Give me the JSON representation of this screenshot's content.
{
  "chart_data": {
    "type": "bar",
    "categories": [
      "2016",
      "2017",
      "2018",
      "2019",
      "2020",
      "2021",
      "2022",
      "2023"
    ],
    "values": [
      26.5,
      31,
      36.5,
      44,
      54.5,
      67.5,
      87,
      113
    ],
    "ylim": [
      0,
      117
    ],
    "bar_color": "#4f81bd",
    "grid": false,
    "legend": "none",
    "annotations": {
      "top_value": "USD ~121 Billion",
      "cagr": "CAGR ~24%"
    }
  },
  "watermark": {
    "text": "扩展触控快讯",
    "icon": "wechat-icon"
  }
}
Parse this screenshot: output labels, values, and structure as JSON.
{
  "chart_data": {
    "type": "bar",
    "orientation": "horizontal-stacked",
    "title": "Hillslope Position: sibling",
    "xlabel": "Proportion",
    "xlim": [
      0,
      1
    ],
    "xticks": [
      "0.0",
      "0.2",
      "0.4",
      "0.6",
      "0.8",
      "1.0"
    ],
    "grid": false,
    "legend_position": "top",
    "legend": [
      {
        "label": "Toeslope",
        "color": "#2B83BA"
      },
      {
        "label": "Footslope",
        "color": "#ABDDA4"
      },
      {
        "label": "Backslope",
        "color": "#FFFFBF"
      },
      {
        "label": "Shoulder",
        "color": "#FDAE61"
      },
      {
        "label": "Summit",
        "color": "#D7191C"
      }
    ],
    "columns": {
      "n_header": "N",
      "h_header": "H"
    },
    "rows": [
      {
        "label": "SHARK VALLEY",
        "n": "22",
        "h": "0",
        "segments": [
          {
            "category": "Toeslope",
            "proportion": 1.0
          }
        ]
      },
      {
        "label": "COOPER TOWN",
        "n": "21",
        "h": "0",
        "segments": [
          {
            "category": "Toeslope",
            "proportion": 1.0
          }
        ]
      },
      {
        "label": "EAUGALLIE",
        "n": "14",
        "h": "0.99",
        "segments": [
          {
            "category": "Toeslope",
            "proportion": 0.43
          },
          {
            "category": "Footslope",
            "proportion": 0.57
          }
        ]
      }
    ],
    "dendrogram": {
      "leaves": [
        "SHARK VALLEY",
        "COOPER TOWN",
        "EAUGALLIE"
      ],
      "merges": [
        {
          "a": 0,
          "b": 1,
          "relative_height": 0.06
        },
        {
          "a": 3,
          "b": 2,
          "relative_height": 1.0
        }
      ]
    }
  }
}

◆ Directions for this task ◆
Quote all the records exactly, please, leaving none out.

◆ Worked solution ◆
Give me the JSON representation of this screenshot's content.
{
  "chart_data": {
    "type": "bar",
    "categories": [
      "2016",
      "2017",
      "2018",
      "2019",
      "2020",
      "2021",
      "2022",
      "2023"
    ],
    "values": [
      26.5,
      31,
      36.5,
      44,
      54.5,
      67.5,
      87,
      113
    ],
    "ylim": [
      0,
      117
    ],
    "bar_color": "#4f81bd",
    "grid": false,
    "legend": "none",
    "annotations": {
      "top_value": "USD ~121 Billion",
      "cagr": "CAGR ~24%"
    }
  },
  "watermark": {
    "text": "扩展触控快讯",
    "icon": "wechat-icon"
  }
}
Parse this screenshot: output labels, values, and structure as JSON.
{
  "chart_data": {
    "type": "bar",
    "orientation": "horizontal-stacked",
    "title": "Hillslope Position: sibling",
    "xlabel": "Proportion",
    "xlim": [
      0,
      1
    ],
    "xticks": [
      "0.0",
      "0.2",
      "0.4",
      "0.6",
      "0.8",
      "1.0"
    ],
    "grid": false,
    "legend_position": "top",
    "legend": [
      {
        "label": "Toeslope",
        "color": "#2B83BA"
      },
      {
        "label": "Footslope",
        "color": "#ABDDA4"
      },
      {
        "label": "Backslope",
        "color": "#FFFFBF"
      },
      {
        "label": "Shoulder",
        "color": "#FDAE61"
      },
      {
        "label": "Summit",
        "color": "#D7191C"
      }
    ],
    "columns": {
      "n_header": "N",
      "h_header": "H"
    },
    "rows": [
      {
        "label": "SHARK VALLEY",
        "n": "22",
        "h": "0",
        "segments": [
          {
            "category": "Toeslope",
            "proportion": 1.0
          }
        ]
      },
      {
        "label": "COOPER TOWN",
        "n": "21",
        "h": "0",
        "segments": [
          {
            "category": "Toeslope",
            "proportion": 1.0
          }
        ]
      },
      {
        "label": "EAUGALLIE",
        "n": "14",
        "h": "0.99",
        "segments": [
          {
            "category": "Toeslope",
            "proportion": 0.43
          },
          {
            "category": "Footslope",
            "proportion": 0.57
          }
        ]
      }
    ],
    "dendrogram": {
      "leaves": [
        "SHARK VALLEY",
        "COOPER TOWN",
        "EAUGALLIE"
      ],
      "merges": [
        {
          "a": 0,
          "b": 1,
          "relative_height": 0.06
        },
        {
          "a": 3,
          "b": 2,
          "relative_height": 1.0
        }
      ]
    }
  }
}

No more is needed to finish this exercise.